**Goal**
Scan the listing below. Report each line that includes "from".

**Saved entries**
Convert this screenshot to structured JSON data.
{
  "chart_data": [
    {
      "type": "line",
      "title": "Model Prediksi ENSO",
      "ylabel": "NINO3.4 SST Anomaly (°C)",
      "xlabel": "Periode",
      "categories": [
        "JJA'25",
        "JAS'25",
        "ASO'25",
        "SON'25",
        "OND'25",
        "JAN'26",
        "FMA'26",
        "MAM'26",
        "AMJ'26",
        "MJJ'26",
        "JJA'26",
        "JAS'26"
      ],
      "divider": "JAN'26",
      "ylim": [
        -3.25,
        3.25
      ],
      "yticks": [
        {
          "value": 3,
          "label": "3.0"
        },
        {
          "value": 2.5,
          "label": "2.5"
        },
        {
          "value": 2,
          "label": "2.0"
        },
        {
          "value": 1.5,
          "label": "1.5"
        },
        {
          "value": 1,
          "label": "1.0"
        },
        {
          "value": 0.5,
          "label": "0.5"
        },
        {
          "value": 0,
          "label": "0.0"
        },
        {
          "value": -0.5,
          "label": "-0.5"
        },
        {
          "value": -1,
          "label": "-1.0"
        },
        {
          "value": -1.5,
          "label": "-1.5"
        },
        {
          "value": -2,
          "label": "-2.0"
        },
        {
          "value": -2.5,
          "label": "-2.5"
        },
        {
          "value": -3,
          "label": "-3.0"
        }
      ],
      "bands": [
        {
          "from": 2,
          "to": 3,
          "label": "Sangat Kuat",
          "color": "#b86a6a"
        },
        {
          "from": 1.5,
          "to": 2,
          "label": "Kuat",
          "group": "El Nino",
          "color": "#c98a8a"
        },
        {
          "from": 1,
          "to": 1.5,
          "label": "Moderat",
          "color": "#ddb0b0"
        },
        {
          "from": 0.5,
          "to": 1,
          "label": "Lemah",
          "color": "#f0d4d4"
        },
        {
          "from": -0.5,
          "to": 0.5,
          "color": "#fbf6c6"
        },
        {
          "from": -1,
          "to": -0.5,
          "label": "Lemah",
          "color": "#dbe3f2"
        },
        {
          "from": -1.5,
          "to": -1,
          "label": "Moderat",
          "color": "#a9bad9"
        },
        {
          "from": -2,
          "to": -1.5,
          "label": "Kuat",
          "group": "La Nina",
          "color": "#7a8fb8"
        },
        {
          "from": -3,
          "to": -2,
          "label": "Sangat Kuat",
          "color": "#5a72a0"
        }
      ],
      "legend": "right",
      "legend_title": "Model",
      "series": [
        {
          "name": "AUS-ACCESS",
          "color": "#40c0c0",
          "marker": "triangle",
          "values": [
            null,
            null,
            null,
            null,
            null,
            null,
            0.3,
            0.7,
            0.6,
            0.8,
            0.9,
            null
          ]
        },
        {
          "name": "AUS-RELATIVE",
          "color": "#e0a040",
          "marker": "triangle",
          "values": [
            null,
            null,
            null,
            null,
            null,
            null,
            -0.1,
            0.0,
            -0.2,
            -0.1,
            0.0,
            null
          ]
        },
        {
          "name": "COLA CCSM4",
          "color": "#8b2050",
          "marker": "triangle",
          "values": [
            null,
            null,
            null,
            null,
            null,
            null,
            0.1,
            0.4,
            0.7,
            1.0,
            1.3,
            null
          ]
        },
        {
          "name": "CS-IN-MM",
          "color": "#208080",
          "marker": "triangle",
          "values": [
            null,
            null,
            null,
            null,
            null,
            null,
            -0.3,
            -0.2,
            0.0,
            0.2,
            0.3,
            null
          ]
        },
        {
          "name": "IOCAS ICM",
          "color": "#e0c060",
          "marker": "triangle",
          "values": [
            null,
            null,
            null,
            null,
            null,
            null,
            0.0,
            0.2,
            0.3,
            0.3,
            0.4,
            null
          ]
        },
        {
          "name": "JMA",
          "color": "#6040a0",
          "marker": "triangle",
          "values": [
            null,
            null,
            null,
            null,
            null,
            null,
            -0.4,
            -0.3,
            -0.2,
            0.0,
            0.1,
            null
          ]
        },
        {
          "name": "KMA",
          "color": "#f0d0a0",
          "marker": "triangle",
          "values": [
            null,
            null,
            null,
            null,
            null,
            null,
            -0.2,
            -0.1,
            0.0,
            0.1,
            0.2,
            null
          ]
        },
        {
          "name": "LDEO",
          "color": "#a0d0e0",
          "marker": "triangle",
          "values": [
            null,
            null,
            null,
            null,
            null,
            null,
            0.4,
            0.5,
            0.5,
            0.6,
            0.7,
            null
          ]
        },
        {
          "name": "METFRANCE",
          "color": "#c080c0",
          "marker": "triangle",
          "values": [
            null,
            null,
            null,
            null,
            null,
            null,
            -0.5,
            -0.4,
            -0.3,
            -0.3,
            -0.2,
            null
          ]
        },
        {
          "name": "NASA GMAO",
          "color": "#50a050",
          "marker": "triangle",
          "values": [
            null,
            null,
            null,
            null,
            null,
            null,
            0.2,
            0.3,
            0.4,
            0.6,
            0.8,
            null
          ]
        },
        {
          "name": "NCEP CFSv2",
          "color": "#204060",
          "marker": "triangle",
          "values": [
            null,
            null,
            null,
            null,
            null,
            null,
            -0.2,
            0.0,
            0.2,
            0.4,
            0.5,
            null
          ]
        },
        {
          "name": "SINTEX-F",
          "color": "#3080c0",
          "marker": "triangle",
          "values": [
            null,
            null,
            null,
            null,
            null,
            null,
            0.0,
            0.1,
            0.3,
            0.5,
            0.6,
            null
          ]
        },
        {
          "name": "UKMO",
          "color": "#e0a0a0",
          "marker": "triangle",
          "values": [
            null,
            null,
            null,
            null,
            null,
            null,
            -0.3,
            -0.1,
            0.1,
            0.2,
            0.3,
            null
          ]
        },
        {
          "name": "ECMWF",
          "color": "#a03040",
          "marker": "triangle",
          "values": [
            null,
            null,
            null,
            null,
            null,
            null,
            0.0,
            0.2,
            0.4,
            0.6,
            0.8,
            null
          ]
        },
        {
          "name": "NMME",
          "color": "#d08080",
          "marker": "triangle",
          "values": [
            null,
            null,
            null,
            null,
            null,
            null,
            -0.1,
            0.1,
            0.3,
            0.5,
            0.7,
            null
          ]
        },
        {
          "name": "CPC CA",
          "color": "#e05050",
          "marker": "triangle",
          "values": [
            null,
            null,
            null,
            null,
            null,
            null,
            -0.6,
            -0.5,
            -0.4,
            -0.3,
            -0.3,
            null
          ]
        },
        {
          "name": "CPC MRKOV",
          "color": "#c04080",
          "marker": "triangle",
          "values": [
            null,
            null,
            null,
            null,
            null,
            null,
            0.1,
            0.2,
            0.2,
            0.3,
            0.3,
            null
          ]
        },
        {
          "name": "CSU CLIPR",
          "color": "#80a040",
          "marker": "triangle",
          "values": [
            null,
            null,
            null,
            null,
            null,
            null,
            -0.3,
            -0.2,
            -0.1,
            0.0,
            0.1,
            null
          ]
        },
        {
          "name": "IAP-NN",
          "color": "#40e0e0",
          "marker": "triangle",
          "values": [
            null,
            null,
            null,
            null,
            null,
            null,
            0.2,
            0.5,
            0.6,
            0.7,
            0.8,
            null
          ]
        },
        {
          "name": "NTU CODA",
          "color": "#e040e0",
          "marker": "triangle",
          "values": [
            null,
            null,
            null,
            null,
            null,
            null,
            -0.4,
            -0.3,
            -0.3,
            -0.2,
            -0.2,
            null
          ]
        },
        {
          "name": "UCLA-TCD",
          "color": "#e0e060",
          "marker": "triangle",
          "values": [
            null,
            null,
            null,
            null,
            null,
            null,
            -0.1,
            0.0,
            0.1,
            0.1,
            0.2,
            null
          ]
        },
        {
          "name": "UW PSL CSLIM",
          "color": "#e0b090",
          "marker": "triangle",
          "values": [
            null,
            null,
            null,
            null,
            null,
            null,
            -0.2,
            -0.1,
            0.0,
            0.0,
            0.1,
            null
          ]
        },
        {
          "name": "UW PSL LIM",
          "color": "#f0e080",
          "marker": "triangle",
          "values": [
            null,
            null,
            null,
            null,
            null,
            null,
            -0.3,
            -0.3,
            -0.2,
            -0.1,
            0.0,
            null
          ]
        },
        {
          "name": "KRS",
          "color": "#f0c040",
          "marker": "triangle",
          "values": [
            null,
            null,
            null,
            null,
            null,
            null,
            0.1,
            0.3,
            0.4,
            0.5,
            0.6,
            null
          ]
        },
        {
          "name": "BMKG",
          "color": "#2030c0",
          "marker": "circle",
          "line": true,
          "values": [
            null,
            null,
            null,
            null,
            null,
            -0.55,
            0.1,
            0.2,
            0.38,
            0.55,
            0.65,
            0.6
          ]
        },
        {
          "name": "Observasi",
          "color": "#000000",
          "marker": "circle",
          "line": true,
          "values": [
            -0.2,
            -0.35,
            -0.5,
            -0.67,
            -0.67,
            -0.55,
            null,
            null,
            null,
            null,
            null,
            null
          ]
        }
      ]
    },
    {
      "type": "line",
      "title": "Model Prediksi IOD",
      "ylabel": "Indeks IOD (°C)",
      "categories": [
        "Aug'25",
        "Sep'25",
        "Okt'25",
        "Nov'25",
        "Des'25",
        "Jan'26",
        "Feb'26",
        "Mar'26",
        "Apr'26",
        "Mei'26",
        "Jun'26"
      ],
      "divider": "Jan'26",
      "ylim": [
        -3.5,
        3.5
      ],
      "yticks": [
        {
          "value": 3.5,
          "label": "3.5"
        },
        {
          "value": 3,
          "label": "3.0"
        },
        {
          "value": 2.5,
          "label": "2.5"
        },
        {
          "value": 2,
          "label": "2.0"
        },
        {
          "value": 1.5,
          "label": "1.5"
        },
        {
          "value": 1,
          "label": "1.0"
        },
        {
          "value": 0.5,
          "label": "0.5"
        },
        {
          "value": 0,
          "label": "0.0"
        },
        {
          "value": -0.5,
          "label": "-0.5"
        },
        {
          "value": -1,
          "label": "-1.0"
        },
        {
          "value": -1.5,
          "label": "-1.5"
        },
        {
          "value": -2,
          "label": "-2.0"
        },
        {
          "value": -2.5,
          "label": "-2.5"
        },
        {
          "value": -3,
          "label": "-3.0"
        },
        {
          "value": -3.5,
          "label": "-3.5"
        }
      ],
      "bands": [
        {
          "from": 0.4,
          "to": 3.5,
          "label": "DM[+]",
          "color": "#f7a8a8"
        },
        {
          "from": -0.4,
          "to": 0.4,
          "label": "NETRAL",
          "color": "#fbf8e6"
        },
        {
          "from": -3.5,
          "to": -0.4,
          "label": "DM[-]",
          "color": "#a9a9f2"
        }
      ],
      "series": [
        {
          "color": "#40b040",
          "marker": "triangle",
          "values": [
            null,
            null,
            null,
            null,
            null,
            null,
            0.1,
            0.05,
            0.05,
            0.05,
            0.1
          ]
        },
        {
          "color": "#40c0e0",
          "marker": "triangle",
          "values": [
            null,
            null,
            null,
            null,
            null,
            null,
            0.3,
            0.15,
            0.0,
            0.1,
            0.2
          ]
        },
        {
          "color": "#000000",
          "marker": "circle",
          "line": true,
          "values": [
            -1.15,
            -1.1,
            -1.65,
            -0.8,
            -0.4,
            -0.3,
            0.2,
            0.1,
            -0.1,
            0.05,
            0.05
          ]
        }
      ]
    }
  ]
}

**Answer to this exercise**
          "from": 2,
          "from": 1.5,
          "from": 1,
          "from": 0.5,
          "from": -0.5,
          "from": -1,
          "from": -1.5,
          "from": -2,
          "from": -3,
          "from": 0.4,
          "from": -0.4,
          "from": -3.5,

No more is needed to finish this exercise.